[start DATA FOR THE TASK]

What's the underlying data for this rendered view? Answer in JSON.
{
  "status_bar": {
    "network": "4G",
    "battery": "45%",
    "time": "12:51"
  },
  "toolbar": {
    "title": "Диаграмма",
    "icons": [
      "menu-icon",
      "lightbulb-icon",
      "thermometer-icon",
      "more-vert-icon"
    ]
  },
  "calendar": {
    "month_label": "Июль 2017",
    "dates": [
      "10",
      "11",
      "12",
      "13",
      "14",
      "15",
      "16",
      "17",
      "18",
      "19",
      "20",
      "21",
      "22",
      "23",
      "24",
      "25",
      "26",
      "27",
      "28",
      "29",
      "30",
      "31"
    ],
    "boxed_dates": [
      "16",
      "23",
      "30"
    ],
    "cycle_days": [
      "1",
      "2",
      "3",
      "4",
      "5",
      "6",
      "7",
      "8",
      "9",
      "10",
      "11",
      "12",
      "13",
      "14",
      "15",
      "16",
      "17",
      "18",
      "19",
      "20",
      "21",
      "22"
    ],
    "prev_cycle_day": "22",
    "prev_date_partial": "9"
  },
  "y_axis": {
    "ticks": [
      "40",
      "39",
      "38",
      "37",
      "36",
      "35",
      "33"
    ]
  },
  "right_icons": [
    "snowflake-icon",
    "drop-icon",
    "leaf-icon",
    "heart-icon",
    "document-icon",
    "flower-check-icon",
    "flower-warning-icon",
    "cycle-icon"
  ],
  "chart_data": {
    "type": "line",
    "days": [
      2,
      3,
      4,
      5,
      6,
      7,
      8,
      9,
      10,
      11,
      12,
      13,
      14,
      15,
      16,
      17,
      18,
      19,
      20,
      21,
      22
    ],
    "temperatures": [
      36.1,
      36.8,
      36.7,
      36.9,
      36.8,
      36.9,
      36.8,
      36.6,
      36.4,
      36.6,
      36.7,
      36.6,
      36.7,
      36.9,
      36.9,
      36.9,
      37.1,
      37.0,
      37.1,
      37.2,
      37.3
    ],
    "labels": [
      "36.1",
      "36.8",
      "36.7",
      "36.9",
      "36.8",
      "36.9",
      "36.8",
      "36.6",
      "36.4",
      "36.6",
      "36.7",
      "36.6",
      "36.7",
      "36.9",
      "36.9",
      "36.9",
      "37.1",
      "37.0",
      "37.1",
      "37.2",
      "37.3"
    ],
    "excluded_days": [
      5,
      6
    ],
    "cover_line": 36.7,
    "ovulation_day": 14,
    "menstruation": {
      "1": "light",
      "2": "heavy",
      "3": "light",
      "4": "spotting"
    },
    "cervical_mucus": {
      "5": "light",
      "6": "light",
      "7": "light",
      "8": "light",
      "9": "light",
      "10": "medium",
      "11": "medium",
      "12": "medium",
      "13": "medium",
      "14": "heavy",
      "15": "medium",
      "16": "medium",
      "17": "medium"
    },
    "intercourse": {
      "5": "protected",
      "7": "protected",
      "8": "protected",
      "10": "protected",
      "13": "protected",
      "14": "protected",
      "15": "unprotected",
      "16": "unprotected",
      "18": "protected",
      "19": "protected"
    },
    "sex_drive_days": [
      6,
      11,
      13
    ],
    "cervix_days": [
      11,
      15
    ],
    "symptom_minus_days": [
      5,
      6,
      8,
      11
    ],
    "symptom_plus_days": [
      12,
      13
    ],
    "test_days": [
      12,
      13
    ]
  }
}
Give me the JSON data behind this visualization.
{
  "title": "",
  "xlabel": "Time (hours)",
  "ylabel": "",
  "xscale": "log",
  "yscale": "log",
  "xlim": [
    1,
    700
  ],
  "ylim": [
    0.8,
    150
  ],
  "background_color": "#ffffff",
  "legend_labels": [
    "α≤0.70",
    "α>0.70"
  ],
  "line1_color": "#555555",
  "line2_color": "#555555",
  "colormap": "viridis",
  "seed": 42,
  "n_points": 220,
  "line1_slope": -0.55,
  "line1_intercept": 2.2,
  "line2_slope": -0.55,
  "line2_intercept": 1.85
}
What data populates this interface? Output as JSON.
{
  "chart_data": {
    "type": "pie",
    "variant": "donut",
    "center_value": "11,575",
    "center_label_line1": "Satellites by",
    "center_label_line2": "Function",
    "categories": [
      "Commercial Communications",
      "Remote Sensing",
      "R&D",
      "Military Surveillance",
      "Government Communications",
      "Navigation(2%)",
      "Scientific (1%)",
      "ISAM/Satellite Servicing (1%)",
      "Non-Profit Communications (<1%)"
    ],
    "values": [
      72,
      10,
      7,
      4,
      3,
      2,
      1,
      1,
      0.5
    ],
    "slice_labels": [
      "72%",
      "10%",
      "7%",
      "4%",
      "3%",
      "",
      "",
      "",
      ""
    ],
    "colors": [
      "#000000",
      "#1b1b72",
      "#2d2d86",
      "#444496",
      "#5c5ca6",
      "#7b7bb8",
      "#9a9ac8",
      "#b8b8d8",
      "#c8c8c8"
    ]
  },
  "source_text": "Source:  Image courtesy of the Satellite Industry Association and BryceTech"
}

[end DATA FOR THE TASK]

DIRECTIVE> Say how many lines in this material hold "JSON", and say nothing else.

ANSWER TO THIS PROBLEM> 3